TASK GOAL: Starting at the beginning of the material and stopping after the line that contains "code-line[interactable]: parameter NUM_MODUELS", rewrite those lines with "bounding boxes" changed to "bounding rectangles" and nothing else altered. Return only those lines.

[Element boundary records]

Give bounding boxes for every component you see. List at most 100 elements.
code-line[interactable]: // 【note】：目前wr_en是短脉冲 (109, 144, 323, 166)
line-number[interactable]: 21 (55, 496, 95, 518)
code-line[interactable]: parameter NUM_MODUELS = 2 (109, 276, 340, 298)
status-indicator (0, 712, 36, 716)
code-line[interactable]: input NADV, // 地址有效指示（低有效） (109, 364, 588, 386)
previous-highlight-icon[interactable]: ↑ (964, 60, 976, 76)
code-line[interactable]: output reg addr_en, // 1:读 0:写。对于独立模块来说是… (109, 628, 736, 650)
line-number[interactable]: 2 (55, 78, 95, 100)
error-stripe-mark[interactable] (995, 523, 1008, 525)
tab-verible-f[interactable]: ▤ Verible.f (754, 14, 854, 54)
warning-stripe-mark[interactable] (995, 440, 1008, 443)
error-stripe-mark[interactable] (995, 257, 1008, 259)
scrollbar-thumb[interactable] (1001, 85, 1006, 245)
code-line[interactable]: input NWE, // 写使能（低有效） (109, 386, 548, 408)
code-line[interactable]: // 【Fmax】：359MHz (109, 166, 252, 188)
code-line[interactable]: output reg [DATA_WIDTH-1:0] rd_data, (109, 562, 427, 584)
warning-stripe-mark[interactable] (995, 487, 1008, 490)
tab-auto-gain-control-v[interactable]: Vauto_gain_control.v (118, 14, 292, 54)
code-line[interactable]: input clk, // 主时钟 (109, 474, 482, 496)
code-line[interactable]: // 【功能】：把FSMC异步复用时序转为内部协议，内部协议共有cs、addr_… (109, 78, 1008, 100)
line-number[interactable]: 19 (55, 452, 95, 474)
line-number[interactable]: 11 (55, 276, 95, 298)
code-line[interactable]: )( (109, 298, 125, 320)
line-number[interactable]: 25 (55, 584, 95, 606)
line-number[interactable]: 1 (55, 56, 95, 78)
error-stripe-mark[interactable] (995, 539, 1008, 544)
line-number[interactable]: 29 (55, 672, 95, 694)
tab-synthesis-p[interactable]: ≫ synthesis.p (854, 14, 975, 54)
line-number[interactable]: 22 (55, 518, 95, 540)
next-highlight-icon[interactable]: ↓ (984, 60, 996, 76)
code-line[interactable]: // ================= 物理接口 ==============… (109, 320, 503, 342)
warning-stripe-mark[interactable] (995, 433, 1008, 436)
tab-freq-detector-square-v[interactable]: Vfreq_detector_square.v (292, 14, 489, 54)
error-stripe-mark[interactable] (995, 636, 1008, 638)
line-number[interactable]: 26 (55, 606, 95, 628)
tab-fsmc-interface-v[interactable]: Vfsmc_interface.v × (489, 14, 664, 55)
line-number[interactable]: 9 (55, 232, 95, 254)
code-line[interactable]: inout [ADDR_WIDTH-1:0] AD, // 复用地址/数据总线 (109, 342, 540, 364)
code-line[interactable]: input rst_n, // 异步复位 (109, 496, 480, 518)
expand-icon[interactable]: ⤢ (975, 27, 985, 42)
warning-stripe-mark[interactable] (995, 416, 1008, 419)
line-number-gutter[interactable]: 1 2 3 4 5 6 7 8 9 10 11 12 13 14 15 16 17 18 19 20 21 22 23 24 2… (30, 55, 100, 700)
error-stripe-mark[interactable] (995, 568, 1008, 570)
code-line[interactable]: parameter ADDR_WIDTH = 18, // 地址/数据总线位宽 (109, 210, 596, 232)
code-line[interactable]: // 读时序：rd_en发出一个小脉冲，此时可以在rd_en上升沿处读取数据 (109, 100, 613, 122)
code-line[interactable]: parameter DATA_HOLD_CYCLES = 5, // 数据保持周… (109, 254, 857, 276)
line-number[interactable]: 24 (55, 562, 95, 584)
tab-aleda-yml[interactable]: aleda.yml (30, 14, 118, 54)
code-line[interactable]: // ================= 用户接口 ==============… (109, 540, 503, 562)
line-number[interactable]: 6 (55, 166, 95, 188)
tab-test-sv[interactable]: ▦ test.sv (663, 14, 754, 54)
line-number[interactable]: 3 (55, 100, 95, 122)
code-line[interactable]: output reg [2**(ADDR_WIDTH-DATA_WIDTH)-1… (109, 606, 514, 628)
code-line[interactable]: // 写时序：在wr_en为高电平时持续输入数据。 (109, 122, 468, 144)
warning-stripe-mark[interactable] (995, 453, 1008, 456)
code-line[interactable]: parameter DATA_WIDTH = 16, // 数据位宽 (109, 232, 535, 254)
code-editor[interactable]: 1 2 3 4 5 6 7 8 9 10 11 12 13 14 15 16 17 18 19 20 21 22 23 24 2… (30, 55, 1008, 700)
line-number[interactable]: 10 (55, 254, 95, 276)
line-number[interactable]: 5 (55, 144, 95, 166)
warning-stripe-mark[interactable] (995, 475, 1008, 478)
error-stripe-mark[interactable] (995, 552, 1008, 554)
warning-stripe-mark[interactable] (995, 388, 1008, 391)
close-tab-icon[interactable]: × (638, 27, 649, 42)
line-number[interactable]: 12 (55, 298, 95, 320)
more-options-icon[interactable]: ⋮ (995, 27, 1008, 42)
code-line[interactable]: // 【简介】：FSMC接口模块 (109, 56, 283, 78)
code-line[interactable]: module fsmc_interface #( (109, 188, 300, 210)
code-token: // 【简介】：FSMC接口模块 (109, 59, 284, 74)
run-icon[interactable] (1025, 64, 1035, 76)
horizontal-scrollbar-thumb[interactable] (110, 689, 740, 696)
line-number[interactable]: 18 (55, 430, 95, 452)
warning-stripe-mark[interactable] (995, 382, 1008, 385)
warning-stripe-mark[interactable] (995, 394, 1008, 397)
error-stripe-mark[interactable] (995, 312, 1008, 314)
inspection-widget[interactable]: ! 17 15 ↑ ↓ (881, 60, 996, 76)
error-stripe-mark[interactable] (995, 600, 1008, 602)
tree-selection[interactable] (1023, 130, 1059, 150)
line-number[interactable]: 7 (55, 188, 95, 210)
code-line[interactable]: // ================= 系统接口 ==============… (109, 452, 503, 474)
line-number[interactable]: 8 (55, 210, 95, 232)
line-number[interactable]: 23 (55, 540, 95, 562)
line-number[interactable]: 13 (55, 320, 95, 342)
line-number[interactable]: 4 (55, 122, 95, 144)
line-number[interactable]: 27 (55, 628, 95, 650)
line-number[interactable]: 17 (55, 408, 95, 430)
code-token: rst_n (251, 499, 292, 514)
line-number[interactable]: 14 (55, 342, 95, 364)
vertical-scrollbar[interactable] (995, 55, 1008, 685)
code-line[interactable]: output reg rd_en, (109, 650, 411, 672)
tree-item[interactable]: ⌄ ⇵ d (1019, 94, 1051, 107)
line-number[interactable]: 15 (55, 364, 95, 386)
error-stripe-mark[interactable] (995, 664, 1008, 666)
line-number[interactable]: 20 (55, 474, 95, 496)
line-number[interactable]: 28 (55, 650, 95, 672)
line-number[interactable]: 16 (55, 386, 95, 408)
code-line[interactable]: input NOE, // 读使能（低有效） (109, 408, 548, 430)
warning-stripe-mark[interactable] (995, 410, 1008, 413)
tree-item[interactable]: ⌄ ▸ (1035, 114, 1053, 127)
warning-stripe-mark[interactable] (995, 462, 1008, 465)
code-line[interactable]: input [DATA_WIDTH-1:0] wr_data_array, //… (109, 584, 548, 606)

EXERCISE ANSWER:
Give bounding rectangles for every component you see. List at most 100 elements.
code-line[interactable]: // 【note】：目前wr_en是短脉冲 (109, 144, 323, 166)
line-number[interactable]: 21 (55, 496, 95, 518)
code-line[interactable]: parameter NUM_MODUELS = 2 (109, 276, 340, 298)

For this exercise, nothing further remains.